Work to be completed >> Each entry below is to be given again word for word, with no pictures.

-------- Entries supplied --------

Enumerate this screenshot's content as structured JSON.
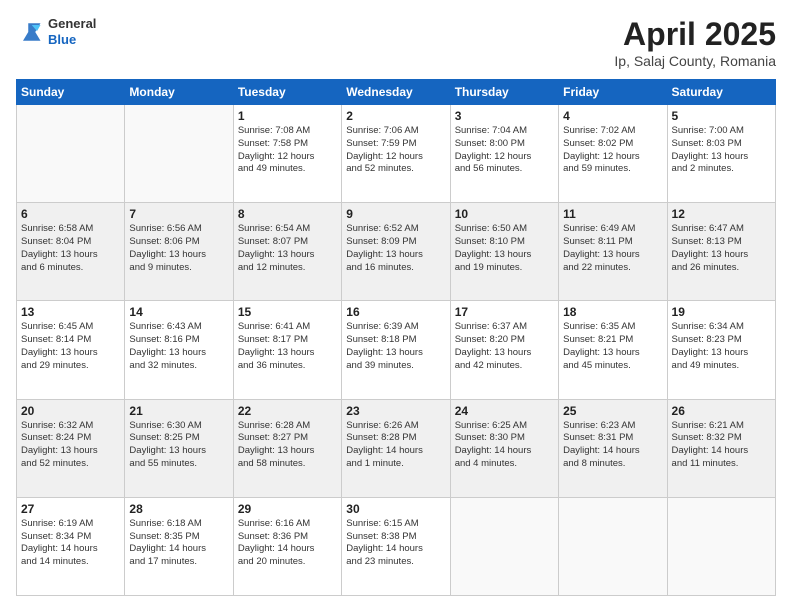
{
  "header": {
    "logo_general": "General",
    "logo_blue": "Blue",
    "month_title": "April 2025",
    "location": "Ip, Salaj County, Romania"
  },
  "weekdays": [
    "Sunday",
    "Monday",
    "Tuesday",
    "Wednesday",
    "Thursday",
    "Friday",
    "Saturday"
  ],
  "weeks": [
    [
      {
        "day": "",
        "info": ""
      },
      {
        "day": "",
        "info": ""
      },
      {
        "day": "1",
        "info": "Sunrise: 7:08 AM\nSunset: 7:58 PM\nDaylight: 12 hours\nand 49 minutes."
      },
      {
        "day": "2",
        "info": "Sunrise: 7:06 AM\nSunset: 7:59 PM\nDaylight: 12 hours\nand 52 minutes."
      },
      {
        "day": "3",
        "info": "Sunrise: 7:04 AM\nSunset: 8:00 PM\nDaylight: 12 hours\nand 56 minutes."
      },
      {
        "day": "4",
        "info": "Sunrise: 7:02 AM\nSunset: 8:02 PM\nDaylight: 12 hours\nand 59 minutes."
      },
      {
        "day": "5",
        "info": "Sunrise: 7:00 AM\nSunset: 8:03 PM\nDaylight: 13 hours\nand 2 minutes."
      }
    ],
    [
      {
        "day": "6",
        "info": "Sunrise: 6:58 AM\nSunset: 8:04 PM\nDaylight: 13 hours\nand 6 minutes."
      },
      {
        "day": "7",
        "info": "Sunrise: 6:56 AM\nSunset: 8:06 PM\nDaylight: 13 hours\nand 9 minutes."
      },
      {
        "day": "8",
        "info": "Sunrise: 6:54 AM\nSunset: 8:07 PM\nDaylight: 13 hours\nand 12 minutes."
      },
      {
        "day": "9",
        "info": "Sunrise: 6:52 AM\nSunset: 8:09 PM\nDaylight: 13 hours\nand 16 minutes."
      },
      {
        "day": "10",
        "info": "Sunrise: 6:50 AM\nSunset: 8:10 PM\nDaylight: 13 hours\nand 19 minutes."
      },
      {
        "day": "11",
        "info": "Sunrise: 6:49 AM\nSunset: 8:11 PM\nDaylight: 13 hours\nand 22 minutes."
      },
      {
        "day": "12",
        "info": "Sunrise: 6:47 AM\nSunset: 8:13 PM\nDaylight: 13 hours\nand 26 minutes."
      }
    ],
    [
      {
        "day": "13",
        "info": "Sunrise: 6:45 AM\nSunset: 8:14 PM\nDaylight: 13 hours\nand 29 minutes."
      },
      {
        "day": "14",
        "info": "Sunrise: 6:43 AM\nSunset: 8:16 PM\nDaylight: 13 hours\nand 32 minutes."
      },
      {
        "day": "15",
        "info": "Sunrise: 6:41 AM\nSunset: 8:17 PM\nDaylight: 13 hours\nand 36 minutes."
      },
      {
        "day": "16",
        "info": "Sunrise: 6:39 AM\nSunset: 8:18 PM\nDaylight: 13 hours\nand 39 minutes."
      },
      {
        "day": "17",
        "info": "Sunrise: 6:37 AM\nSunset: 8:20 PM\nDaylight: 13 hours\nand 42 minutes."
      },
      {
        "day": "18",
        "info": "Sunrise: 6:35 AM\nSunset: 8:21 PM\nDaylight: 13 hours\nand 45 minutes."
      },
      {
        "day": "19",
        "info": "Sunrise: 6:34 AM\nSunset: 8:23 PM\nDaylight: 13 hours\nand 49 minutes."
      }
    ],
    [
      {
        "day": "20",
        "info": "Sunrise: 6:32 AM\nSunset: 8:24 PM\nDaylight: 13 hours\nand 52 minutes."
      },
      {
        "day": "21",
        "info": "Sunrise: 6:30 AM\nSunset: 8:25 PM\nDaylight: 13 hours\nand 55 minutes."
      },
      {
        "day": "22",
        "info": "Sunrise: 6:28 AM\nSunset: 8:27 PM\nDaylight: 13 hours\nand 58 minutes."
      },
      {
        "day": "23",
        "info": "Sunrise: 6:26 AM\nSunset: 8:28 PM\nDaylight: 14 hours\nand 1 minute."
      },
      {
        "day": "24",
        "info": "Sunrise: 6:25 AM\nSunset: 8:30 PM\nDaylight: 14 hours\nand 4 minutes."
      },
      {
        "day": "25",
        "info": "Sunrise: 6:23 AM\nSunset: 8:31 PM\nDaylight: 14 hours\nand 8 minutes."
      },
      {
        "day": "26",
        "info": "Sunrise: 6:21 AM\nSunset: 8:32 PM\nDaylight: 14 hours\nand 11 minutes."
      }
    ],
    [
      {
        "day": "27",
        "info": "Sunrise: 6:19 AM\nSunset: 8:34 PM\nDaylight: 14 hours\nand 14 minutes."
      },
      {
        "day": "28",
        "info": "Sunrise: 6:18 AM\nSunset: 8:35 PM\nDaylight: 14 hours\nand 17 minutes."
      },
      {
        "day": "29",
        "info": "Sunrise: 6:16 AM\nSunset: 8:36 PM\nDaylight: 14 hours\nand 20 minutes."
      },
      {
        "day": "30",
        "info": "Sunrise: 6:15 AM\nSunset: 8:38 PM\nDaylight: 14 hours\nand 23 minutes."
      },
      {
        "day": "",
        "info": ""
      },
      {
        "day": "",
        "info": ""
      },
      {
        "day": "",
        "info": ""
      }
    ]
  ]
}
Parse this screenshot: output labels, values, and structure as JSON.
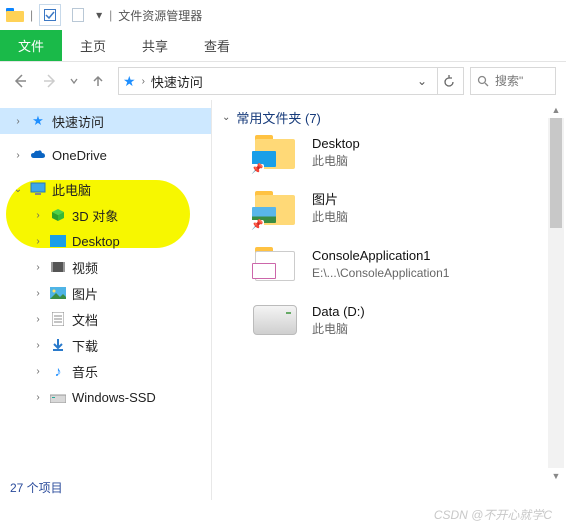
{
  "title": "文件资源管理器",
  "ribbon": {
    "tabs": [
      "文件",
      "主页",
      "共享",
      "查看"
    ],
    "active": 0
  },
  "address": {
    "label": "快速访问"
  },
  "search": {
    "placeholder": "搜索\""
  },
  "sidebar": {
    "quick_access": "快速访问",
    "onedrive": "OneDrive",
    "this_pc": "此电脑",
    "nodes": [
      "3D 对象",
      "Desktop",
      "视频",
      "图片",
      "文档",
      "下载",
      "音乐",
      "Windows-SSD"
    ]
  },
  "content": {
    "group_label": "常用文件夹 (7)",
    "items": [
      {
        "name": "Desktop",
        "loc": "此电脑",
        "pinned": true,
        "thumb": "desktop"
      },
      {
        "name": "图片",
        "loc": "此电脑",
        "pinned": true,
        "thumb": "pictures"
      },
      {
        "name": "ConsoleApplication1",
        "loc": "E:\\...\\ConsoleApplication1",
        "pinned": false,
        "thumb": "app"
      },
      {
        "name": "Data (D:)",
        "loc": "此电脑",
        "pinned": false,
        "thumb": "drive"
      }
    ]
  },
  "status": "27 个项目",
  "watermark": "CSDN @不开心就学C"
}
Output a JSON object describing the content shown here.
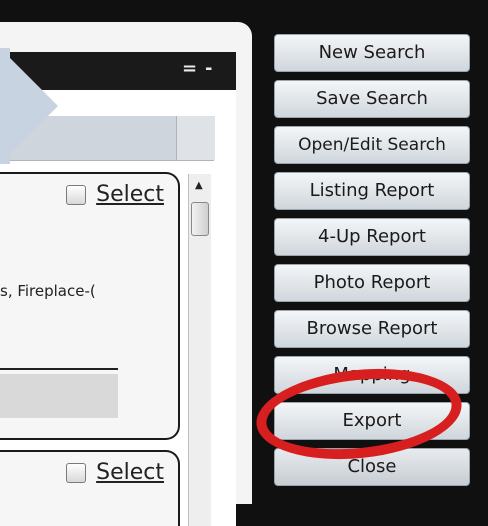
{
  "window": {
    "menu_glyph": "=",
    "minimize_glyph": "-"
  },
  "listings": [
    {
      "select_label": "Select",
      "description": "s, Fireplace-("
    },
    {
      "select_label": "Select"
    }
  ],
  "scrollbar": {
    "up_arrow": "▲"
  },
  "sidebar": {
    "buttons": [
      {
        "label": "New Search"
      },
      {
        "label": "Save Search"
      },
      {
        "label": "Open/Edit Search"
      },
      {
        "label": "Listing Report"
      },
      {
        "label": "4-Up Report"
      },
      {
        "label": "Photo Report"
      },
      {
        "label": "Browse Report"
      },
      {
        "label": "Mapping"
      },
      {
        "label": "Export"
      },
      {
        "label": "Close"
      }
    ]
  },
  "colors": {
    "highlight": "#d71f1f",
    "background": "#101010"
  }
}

--------

Result of this task >>
Enumerate this screenshot's content as structured JSON.
{
  "header": {
    "logo_general": "General",
    "logo_blue": "Blue",
    "month_title": "April 2025",
    "location": "Ip, Salaj County, Romania"
  },
  "weekdays": [
    "Sunday",
    "Monday",
    "Tuesday",
    "Wednesday",
    "Thursday",
    "Friday",
    "Saturday"
  ],
  "weeks": [
    [
      {
        "day": "",
        "info": ""
      },
      {
        "day": "",
        "info": ""
      },
      {
        "day": "1",
        "info": "Sunrise: 7:08 AM\nSunset: 7:58 PM\nDaylight: 12 hours\nand 49 minutes."
      },
      {
        "day": "2",
        "info": "Sunrise: 7:06 AM\nSunset: 7:59 PM\nDaylight: 12 hours\nand 52 minutes."
      },
      {
        "day": "3",
        "info": "Sunrise: 7:04 AM\nSunset: 8:00 PM\nDaylight: 12 hours\nand 56 minutes."
      },
      {
        "day": "4",
        "info": "Sunrise: 7:02 AM\nSunset: 8:02 PM\nDaylight: 12 hours\nand 59 minutes."
      },
      {
        "day": "5",
        "info": "Sunrise: 7:00 AM\nSunset: 8:03 PM\nDaylight: 13 hours\nand 2 minutes."
      }
    ],
    [
      {
        "day": "6",
        "info": "Sunrise: 6:58 AM\nSunset: 8:04 PM\nDaylight: 13 hours\nand 6 minutes."
      },
      {
        "day": "7",
        "info": "Sunrise: 6:56 AM\nSunset: 8:06 PM\nDaylight: 13 hours\nand 9 minutes."
      },
      {
        "day": "8",
        "info": "Sunrise: 6:54 AM\nSunset: 8:07 PM\nDaylight: 13 hours\nand 12 minutes."
      },
      {
        "day": "9",
        "info": "Sunrise: 6:52 AM\nSunset: 8:09 PM\nDaylight: 13 hours\nand 16 minutes."
      },
      {
        "day": "10",
        "info": "Sunrise: 6:50 AM\nSunset: 8:10 PM\nDaylight: 13 hours\nand 19 minutes."
      },
      {
        "day": "11",
        "info": "Sunrise: 6:49 AM\nSunset: 8:11 PM\nDaylight: 13 hours\nand 22 minutes."
      },
      {
        "day": "12",
        "info": "Sunrise: 6:47 AM\nSunset: 8:13 PM\nDaylight: 13 hours\nand 26 minutes."
      }
    ],
    [
      {
        "day": "13",
        "info": "Sunrise: 6:45 AM\nSunset: 8:14 PM\nDaylight: 13 hours\nand 29 minutes."
      },
      {
        "day": "14",
        "info": "Sunrise: 6:43 AM\nSunset: 8:16 PM\nDaylight: 13 hours\nand 32 minutes."
      },
      {
        "day": "15",
        "info": "Sunrise: 6:41 AM\nSunset: 8:17 PM\nDaylight: 13 hours\nand 36 minutes."
      },
      {
        "day": "16",
        "info": "Sunrise: 6:39 AM\nSunset: 8:18 PM\nDaylight: 13 hours\nand 39 minutes."
      },
      {
        "day": "17",
        "info": "Sunrise: 6:37 AM\nSunset: 8:20 PM\nDaylight: 13 hours\nand 42 minutes."
      },
      {
        "day": "18",
        "info": "Sunrise: 6:35 AM\nSunset: 8:21 PM\nDaylight: 13 hours\nand 45 minutes."
      },
      {
        "day": "19",
        "info": "Sunrise: 6:34 AM\nSunset: 8:23 PM\nDaylight: 13 hours\nand 49 minutes."
      }
    ],
    [
      {
        "day": "20",
        "info": "Sunrise: 6:32 AM\nSunset: 8:24 PM\nDaylight: 13 hours\nand 52 minutes."
      },
      {
        "day": "21",
        "info": "Sunrise: 6:30 AM\nSunset: 8:25 PM\nDaylight: 13 hours\nand 55 minutes."
      },
      {
        "day": "22",
        "info": "Sunrise: 6:28 AM\nSunset: 8:27 PM\nDaylight: 13 hours\nand 58 minutes."
      },
      {
        "day": "23",
        "info": "Sunrise: 6:26 AM\nSunset: 8:28 PM\nDaylight: 14 hours\nand 1 minute."
      },
      {
        "day": "24",
        "info": "Sunrise: 6:25 AM\nSunset: 8:30 PM\nDaylight: 14 hours\nand 4 minutes."
      },
      {
        "day": "25",
        "info": "Sunrise: 6:23 AM\nSunset: 8:31 PM\nDaylight: 14 hours\nand 8 minutes."
      },
      {
        "day": "26",
        "info": "Sunrise: 6:21 AM\nSunset: 8:32 PM\nDaylight: 14 hours\nand 11 minutes."
      }
    ],
    [
      {
        "day": "27",
        "info": "Sunrise: 6:19 AM\nSunset: 8:34 PM\nDaylight: 14 hours\nand 14 minutes."
      },
      {
        "day": "28",
        "info": "Sunrise: 6:18 AM\nSunset: 8:35 PM\nDaylight: 14 hours\nand 17 minutes."
      },
      {
        "day": "29",
        "info": "Sunrise: 6:16 AM\nSunset: 8:36 PM\nDaylight: 14 hours\nand 20 minutes."
      },
      {
        "day": "30",
        "info": "Sunrise: 6:15 AM\nSunset: 8:38 PM\nDaylight: 14 hours\nand 23 minutes."
      },
      {
        "day": "",
        "info": ""
      },
      {
        "day": "",
        "info": ""
      },
      {
        "day": "",
        "info": ""
      }
    ]
  ]
}
Parse this screenshot: output labels, values, and structure as JSON.
{
  "title": "文件资源管理器",
  "ribbon": {
    "tabs": [
      "文件",
      "主页",
      "共享",
      "查看"
    ],
    "active": 0
  },
  "address": {
    "label": "快速访问"
  },
  "search": {
    "placeholder": "搜索\""
  },
  "sidebar": {
    "quick_access": "快速访问",
    "onedrive": "OneDrive",
    "this_pc": "此电脑",
    "nodes": [
      "3D 对象",
      "Desktop",
      "视频",
      "图片",
      "文档",
      "下载",
      "音乐",
      "Windows-SSD"
    ]
  },
  "content": {
    "group_label": "常用文件夹 (7)",
    "items": [
      {
        "name": "Desktop",
        "loc": "此电脑",
        "pinned": true,
        "thumb": "desktop"
      },
      {
        "name": "图片",
        "loc": "此电脑",
        "pinned": true,
        "thumb": "pictures"
      },
      {
        "name": "ConsoleApplication1",
        "loc": "E:\\...\\ConsoleApplication1",
        "pinned": false,
        "thumb": "app"
      },
      {
        "name": "Data (D:)",
        "loc": "此电脑",
        "pinned": false,
        "thumb": "drive"
      }
    ]
  },
  "status": "27 个项目",
  "watermark": "CSDN @不开心就学C"
}
Output a JSON object describing the content shown here.
{
  "window": {
    "menu_glyph": "=",
    "minimize_glyph": "-"
  },
  "listings": [
    {
      "select_label": "Select",
      "description": "s, Fireplace-("
    },
    {
      "select_label": "Select"
    }
  ],
  "scrollbar": {
    "up_arrow": "▲"
  },
  "sidebar": {
    "buttons": [
      {
        "label": "New Search"
      },
      {
        "label": "Save Search"
      },
      {
        "label": "Open/Edit Search"
      },
      {
        "label": "Listing Report"
      },
      {
        "label": "4-Up Report"
      },
      {
        "label": "Photo Report"
      },
      {
        "label": "Browse Report"
      },
      {
        "label": "Mapping"
      },
      {
        "label": "Export"
      },
      {
        "label": "Close"
      }
    ]
  },
  "colors": {
    "highlight": "#d71f1f",
    "background": "#101010"
  }
}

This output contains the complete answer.